__WHAT THE TASK REQUIRES__. Wherever a line below holds the word "this", copy that line.

Data records
○ ○ ○ ○ ○

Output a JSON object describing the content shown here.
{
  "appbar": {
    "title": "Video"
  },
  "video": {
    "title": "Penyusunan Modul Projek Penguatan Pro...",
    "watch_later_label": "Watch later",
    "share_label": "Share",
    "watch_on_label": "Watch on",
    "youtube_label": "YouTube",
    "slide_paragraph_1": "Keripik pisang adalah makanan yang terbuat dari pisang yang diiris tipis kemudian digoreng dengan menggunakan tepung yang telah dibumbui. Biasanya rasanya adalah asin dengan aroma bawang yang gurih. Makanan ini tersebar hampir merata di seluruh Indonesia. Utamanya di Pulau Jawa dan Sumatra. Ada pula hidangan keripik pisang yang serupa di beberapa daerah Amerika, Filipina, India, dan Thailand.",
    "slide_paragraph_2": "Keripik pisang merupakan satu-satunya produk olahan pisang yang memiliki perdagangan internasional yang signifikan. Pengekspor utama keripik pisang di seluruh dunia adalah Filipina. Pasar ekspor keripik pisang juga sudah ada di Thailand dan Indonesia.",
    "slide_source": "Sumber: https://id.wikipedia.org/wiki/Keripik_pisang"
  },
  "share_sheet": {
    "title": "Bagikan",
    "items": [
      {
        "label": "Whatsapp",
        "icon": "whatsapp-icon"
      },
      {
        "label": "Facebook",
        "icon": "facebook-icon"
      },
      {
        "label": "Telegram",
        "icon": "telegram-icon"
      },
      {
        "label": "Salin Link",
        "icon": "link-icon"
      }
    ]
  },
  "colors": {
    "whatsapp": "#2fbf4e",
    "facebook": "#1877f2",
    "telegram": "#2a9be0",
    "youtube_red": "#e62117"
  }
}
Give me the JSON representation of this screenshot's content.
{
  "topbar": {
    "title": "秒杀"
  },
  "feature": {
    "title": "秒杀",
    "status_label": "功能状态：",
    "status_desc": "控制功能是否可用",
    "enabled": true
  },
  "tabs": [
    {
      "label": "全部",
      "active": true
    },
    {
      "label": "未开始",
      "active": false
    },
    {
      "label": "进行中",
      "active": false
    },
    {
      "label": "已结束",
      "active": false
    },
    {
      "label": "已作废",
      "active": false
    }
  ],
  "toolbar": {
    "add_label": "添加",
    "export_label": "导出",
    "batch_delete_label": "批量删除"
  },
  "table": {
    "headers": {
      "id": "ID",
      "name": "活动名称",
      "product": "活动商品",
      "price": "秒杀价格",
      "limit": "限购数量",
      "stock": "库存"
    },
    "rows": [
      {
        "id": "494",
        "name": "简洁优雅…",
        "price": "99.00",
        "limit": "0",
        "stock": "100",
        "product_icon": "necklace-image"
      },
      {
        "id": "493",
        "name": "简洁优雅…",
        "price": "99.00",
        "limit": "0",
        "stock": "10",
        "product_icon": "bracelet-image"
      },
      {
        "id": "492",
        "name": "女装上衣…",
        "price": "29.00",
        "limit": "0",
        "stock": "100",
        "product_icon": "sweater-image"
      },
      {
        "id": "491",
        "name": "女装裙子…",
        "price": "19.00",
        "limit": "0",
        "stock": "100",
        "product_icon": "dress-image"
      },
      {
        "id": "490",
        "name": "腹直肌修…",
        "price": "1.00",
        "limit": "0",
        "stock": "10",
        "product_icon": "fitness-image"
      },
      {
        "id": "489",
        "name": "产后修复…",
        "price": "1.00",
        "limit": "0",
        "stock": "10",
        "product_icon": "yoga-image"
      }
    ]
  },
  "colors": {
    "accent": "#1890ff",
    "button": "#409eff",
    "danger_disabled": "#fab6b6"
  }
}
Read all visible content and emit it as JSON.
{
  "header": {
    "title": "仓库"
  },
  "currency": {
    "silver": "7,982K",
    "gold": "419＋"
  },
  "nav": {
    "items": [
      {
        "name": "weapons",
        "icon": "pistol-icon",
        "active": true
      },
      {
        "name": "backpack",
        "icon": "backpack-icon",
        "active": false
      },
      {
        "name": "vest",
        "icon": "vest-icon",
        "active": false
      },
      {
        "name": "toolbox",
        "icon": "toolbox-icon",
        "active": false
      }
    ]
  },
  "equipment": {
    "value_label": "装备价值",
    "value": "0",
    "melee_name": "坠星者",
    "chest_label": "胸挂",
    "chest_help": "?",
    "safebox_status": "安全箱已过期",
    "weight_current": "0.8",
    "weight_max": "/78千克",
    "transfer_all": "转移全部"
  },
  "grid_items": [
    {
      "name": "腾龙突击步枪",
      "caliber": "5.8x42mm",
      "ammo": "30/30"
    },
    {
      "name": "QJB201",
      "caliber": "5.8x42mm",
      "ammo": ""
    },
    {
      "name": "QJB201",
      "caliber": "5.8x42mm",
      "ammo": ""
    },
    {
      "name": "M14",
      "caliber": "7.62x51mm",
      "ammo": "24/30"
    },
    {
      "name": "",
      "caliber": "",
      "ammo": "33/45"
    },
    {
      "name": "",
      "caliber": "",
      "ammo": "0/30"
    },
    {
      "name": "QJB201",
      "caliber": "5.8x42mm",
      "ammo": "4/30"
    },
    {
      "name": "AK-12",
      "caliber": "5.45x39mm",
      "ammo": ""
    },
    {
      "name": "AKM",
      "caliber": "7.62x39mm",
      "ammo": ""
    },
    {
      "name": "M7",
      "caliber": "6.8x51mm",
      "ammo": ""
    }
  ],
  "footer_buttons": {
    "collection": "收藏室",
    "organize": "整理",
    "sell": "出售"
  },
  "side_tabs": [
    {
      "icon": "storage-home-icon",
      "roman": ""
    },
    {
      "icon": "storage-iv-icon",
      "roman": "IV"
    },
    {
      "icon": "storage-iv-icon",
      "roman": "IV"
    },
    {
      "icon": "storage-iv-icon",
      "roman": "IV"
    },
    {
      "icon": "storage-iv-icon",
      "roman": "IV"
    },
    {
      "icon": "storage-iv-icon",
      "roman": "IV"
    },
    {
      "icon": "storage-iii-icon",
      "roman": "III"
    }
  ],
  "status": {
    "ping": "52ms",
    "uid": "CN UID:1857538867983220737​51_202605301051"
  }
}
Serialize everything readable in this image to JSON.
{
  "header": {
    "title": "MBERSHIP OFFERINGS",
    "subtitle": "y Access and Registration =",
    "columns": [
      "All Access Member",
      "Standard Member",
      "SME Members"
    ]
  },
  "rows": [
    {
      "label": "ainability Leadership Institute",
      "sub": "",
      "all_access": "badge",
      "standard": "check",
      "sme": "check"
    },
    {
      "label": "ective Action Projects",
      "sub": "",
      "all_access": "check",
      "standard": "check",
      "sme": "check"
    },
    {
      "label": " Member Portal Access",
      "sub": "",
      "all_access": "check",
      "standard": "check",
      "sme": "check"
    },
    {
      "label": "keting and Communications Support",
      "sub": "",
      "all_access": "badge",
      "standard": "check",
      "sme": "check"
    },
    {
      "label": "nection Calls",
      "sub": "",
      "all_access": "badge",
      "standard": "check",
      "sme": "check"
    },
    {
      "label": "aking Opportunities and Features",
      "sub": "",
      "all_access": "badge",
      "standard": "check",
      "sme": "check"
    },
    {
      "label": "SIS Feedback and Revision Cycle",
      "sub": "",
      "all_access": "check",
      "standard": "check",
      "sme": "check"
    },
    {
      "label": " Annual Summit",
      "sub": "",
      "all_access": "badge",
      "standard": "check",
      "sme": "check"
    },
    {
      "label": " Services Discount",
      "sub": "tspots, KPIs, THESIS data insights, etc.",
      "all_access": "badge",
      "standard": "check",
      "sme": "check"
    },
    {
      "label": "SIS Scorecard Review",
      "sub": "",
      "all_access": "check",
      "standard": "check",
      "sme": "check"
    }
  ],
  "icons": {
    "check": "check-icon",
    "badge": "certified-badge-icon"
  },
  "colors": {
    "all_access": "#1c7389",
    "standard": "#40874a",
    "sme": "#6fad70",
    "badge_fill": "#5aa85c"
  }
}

○ ○ ○ ○ ○

__ANSWER TO THE TASK__.
Give me the JSON representation of this screenshot's content.
Serialize everything readable in this image to JSON.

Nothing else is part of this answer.